> **INSTRUCTION**
Transcribe each line of the records below exactly, excluding any embedded images.

> **THE INPUT**
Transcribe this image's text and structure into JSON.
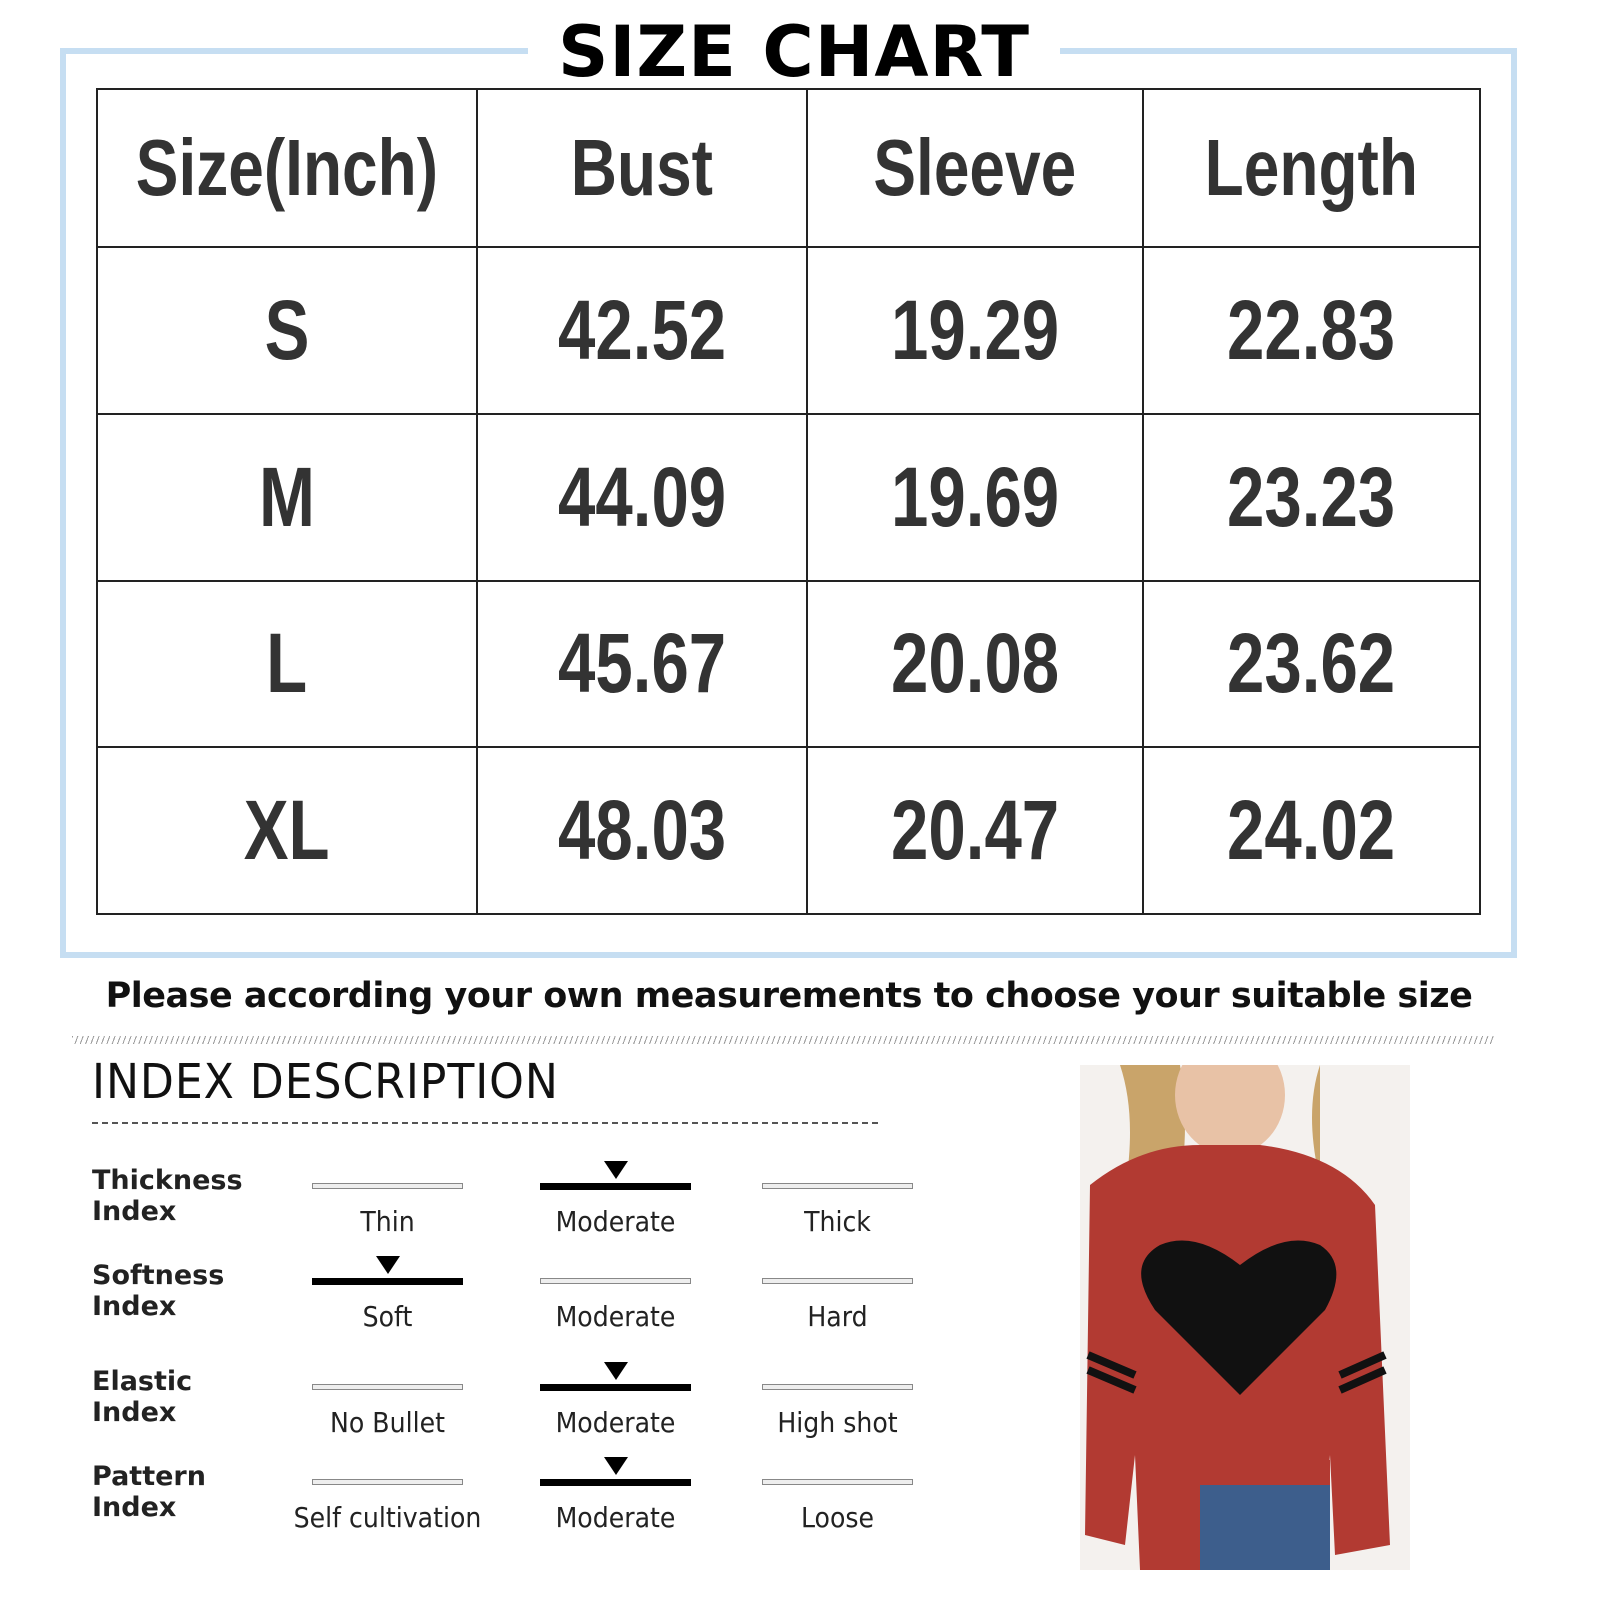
{
  "title": "SIZE CHART",
  "table": {
    "headers": [
      "Size(Inch)",
      "Bust",
      "Sleeve",
      "Length"
    ],
    "rows": [
      [
        "S",
        "42.52",
        "19.29",
        "22.83"
      ],
      [
        "M",
        "44.09",
        "19.69",
        "23.23"
      ],
      [
        "L",
        "45.67",
        "20.08",
        "23.62"
      ],
      [
        "XL",
        "48.03",
        "20.47",
        "24.02"
      ]
    ]
  },
  "note": "Please according your own measurements to choose your suitable size",
  "index": {
    "title": "INDEX DESCRIPTION",
    "rows": [
      {
        "label": "Thickness Index",
        "options": [
          "Thin",
          "Moderate",
          "Thick"
        ],
        "selected": 1
      },
      {
        "label": "Softness Index",
        "options": [
          "Soft",
          "Moderate",
          "Hard"
        ],
        "selected": 0
      },
      {
        "label": "Elastic Index",
        "options": [
          "No Bullet",
          "Moderate",
          "High shot"
        ],
        "selected": 1
      },
      {
        "label": "Pattern Index",
        "options": [
          "Self cultivation",
          "Moderate",
          "Loose"
        ],
        "selected": 1
      }
    ]
  },
  "colors": {
    "frame": "#c6def2",
    "sweater": "#b23a32",
    "heart": "#111111"
  },
  "photo": "model-in-red-heart-sweater"
}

> **RESPONSE TO THE TASK**
Transcribe this image's text and structure into JSON.
{
  "title": "SIZE CHART",
  "table": {
    "headers": [
      "Size(Inch)",
      "Bust",
      "Sleeve",
      "Length"
    ],
    "rows": [
      [
        "S",
        "42.52",
        "19.29",
        "22.83"
      ],
      [
        "M",
        "44.09",
        "19.69",
        "23.23"
      ],
      [
        "L",
        "45.67",
        "20.08",
        "23.62"
      ],
      [
        "XL",
        "48.03",
        "20.47",
        "24.02"
      ]
    ]
  },
  "note": "Please according your own measurements to choose your suitable size",
  "index": {
    "title": "INDEX DESCRIPTION",
    "rows": [
      {
        "label": "Thickness Index",
        "options": [
          "Thin",
          "Moderate",
          "Thick"
        ],
        "selected": 1
      },
      {
        "label": "Softness Index",
        "options": [
          "Soft",
          "Moderate",
          "Hard"
        ],
        "selected": 0
      },
      {
        "label": "Elastic Index",
        "options": [
          "No Bullet",
          "Moderate",
          "High shot"
        ],
        "selected": 1
      },
      {
        "label": "Pattern Index",
        "options": [
          "Self cultivation",
          "Moderate",
          "Loose"
        ],
        "selected": 1
      }
    ]
  },
  "colors": {
    "frame": "#c6def2",
    "sweater": "#b23a32",
    "heart": "#111111"
  },
  "photo": "model-in-red-heart-sweater"
}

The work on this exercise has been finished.